[AIM] Skip the images. Copy the records exactly as written.

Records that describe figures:
********
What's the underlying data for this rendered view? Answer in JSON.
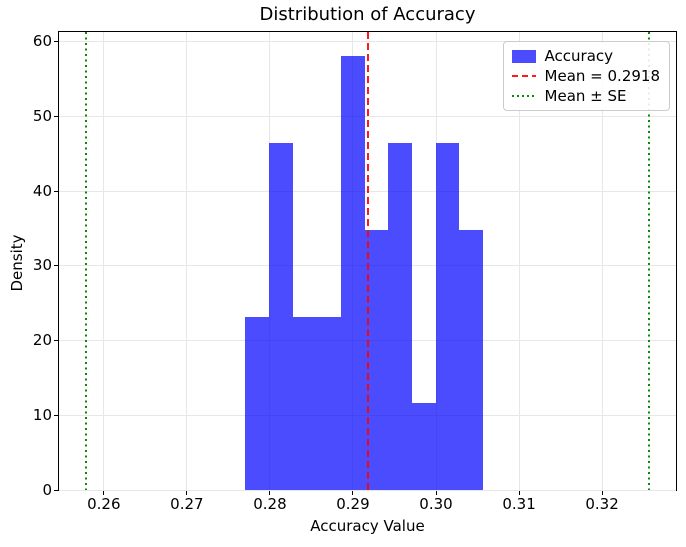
{
  "chart_data": {
    "type": "bar",
    "subtype": "density-histogram",
    "title": "Distribution of Accuracy",
    "xlabel": "Accuracy Value",
    "ylabel": "Density",
    "series_label": "Accuracy",
    "xlim": [
      0.2546,
      0.3289
    ],
    "ylim": [
      0,
      61.3
    ],
    "grid": true,
    "bin_edges": [
      0.277,
      0.2799,
      0.2828,
      0.2856,
      0.2885,
      0.2914,
      0.2942,
      0.2971,
      0.3,
      0.3028,
      0.3057
    ],
    "densities": [
      23.2,
      46.5,
      23.2,
      23.2,
      58.1,
      34.8,
      46.5,
      11.6,
      46.5,
      34.8
    ],
    "counts": [
      2,
      4,
      2,
      2,
      5,
      3,
      4,
      1,
      4,
      3
    ],
    "mean_line": {
      "x": 0.2918,
      "color": "#ff0000",
      "style": "dashed",
      "label": "Mean = 0.2918"
    },
    "se_lines": {
      "xs": [
        0.2578,
        0.3256
      ],
      "color": "#008000",
      "style": "dotted",
      "label": "Mean ± SE"
    },
    "xticks": {
      "values": [
        0.26,
        0.27,
        0.28,
        0.29,
        0.3,
        0.31,
        0.32
      ],
      "labels": [
        "0.26",
        "0.27",
        "0.28",
        "0.29",
        "0.30",
        "0.31",
        "0.32"
      ]
    },
    "yticks": {
      "values": [
        0,
        10,
        20,
        30,
        40,
        50,
        60
      ],
      "labels": [
        "0",
        "10",
        "20",
        "30",
        "40",
        "50",
        "60"
      ]
    },
    "colors": {
      "bar": "#0000ff",
      "bar_alpha": 0.7,
      "mean": "#ff0000",
      "se": "#008000",
      "grid": "#e7e7e7",
      "spine": "#000000"
    },
    "legend": {
      "position": "upper right",
      "entries": [
        {
          "type": "patch",
          "color": "#0000ff",
          "label": "Accuracy"
        },
        {
          "type": "dashed-line",
          "color": "#ff0000",
          "label": "Mean = 0.2918"
        },
        {
          "type": "dotted-line",
          "color": "#008000",
          "label": "Mean ± SE"
        }
      ]
    }
  }
}
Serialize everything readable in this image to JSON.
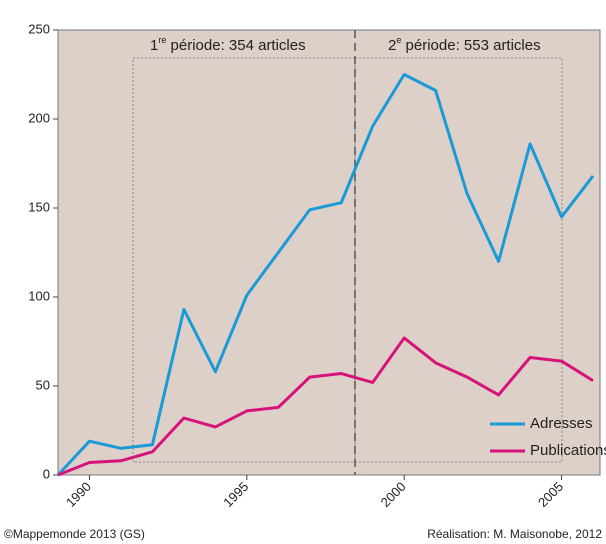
{
  "chart_data": {
    "type": "line",
    "x": [
      1989,
      1990,
      1991,
      1992,
      1993,
      1994,
      1995,
      1996,
      1997,
      1998,
      1999,
      2000,
      2001,
      2002,
      2003,
      2004,
      2005,
      2006
    ],
    "series": [
      {
        "name": "Adresses",
        "color": "#1a9ad6",
        "values": [
          0,
          19,
          15,
          17,
          93,
          58,
          101,
          125,
          149,
          153,
          196,
          225,
          216,
          158,
          120,
          186,
          145,
          168
        ]
      },
      {
        "name": "Publications",
        "color": "#d6137a",
        "values": [
          0,
          7,
          8,
          13,
          32,
          27,
          36,
          38,
          55,
          57,
          52,
          77,
          63,
          55,
          45,
          66,
          64,
          53
        ]
      }
    ],
    "xlim": [
      1989,
      2006
    ],
    "xticks": [
      1990,
      1995,
      2000,
      2005
    ],
    "ylim": [
      0,
      250
    ],
    "yticks": [
      0,
      50,
      100,
      150,
      200,
      250
    ],
    "annotations": [
      {
        "lead": "1",
        "sup": "re",
        "rest": " période: 354 articles"
      },
      {
        "lead": "2",
        "sup": "e",
        "rest": " période: 553 articles"
      }
    ],
    "legend": "lower right",
    "footer": {
      "left": "©Mappemonde 2013 (GS)",
      "right": "Réalisation: M. Maisonobe, 2012"
    }
  }
}
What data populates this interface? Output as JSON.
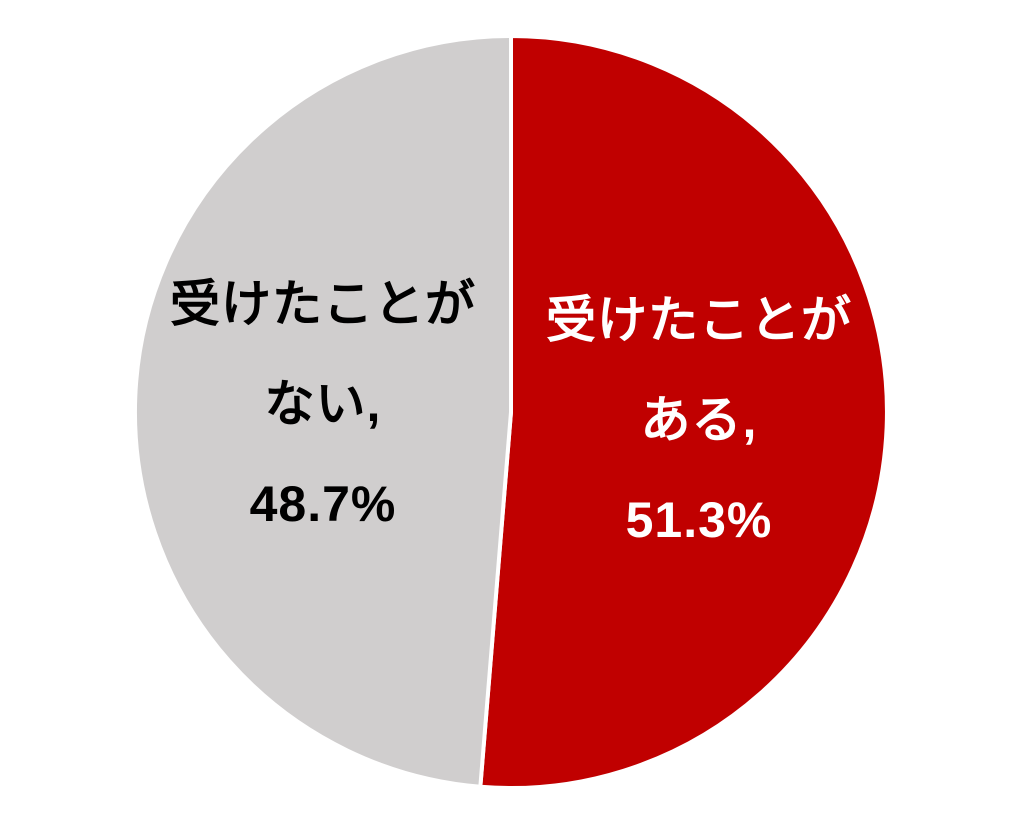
{
  "chart_data": {
    "type": "pie",
    "title": "",
    "legend": "none",
    "background": "#FFFFFF",
    "start_angle_deg": 0,
    "direction": "clockwise",
    "segments": [
      {
        "label": "受けたことがある",
        "value": 51.3,
        "percent_text": "51.3%",
        "label_lines": [
          "受けたことが",
          "ある,",
          "51.3%"
        ],
        "color": "#C00000",
        "text_color": "#FFFFFF"
      },
      {
        "label": "受けたことがない",
        "value": 48.7,
        "percent_text": "48.7%",
        "label_lines": [
          "受けたことが",
          "ない,",
          "48.7%"
        ],
        "color": "#D0CECE",
        "text_color": "#000000"
      }
    ]
  }
}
********
[RESULT]
What's the underlying data for this rendered view? Answer in JSON.
{
  "chart_data": {
    "type": "bar",
    "subtype": "density-histogram",
    "title": "Distribution of Accuracy",
    "xlabel": "Accuracy Value",
    "ylabel": "Density",
    "series_label": "Accuracy",
    "xlim": [
      0.2546,
      0.3289
    ],
    "ylim": [
      0,
      61.3
    ],
    "grid": true,
    "bin_edges": [
      0.277,
      0.2799,
      0.2828,
      0.2856,
      0.2885,
      0.2914,
      0.2942,
      0.2971,
      0.3,
      0.3028,
      0.3057
    ],
    "densities": [
      23.2,
      46.5,
      23.2,
      23.2,
      58.1,
      34.8,
      46.5,
      11.6,
      46.5,
      34.8
    ],
    "counts": [
      2,
      4,
      2,
      2,
      5,
      3,
      4,
      1,
      4,
      3
    ],
    "mean_line": {
      "x": 0.2918,
      "color": "#ff0000",
      "style": "dashed",
      "label": "Mean = 0.2918"
    },
    "se_lines": {
      "xs": [
        0.2578,
        0.3256
      ],
      "color": "#008000",
      "style": "dotted",
      "label": "Mean ± SE"
    },
    "xticks": {
      "values": [
        0.26,
        0.27,
        0.28,
        0.29,
        0.3,
        0.31,
        0.32
      ],
      "labels": [
        "0.26",
        "0.27",
        "0.28",
        "0.29",
        "0.30",
        "0.31",
        "0.32"
      ]
    },
    "yticks": {
      "values": [
        0,
        10,
        20,
        30,
        40,
        50,
        60
      ],
      "labels": [
        "0",
        "10",
        "20",
        "30",
        "40",
        "50",
        "60"
      ]
    },
    "colors": {
      "bar": "#0000ff",
      "bar_alpha": 0.7,
      "mean": "#ff0000",
      "se": "#008000",
      "grid": "#e7e7e7",
      "spine": "#000000"
    },
    "legend": {
      "position": "upper right",
      "entries": [
        {
          "type": "patch",
          "color": "#0000ff",
          "label": "Accuracy"
        },
        {
          "type": "dashed-line",
          "color": "#ff0000",
          "label": "Mean = 0.2918"
        },
        {
          "type": "dotted-line",
          "color": "#008000",
          "label": "Mean ± SE"
        }
      ]
    }
  }
}
Serialize everything readable in this image to JSON.
{
  "chart_data": {
    "type": "line",
    "x": [
      1989,
      1990,
      1991,
      1992,
      1993,
      1994,
      1995,
      1996,
      1997,
      1998,
      1999,
      2000,
      2001,
      2002,
      2003,
      2004,
      2005,
      2006
    ],
    "series": [
      {
        "name": "Adresses",
        "color": "#1a9ad6",
        "values": [
          0,
          19,
          15,
          17,
          93,
          58,
          101,
          125,
          149,
          153,
          196,
          225,
          216,
          158,
          120,
          186,
          145,
          168
        ]
      },
      {
        "name": "Publications",
        "color": "#d6137a",
        "values": [
          0,
          7,
          8,
          13,
          32,
          27,
          36,
          38,
          55,
          57,
          52,
          77,
          63,
          55,
          45,
          66,
          64,
          53
        ]
      }
    ],
    "xlim": [
      1989,
      2006
    ],
    "xticks": [
      1990,
      1995,
      2000,
      2005
    ],
    "ylim": [
      0,
      250
    ],
    "yticks": [
      0,
      50,
      100,
      150,
      200,
      250
    ],
    "annotations": [
      {
        "lead": "1",
        "sup": "re",
        "rest": " période: 354 articles"
      },
      {
        "lead": "2",
        "sup": "e",
        "rest": " période: 553 articles"
      }
    ],
    "legend": "lower right",
    "footer": {
      "left": "©Mappemonde 2013 (GS)",
      "right": "Réalisation: M. Maisonobe, 2012"
    }
  }
}
What data populates this interface? Output as JSON.
{
  "chart_data": {
    "type": "pie",
    "title": "",
    "legend": "none",
    "background": "#FFFFFF",
    "start_angle_deg": 0,
    "direction": "clockwise",
    "segments": [
      {
        "label": "受けたことがある",
        "value": 51.3,
        "percent_text": "51.3%",
        "label_lines": [
          "受けたことが",
          "ある,",
          "51.3%"
        ],
        "color": "#C00000",
        "text_color": "#FFFFFF"
      },
      {
        "label": "受けたことがない",
        "value": 48.7,
        "percent_text": "48.7%",
        "label_lines": [
          "受けたことが",
          "ない,",
          "48.7%"
        ],
        "color": "#D0CECE",
        "text_color": "#000000"
      }
    ]
  }
}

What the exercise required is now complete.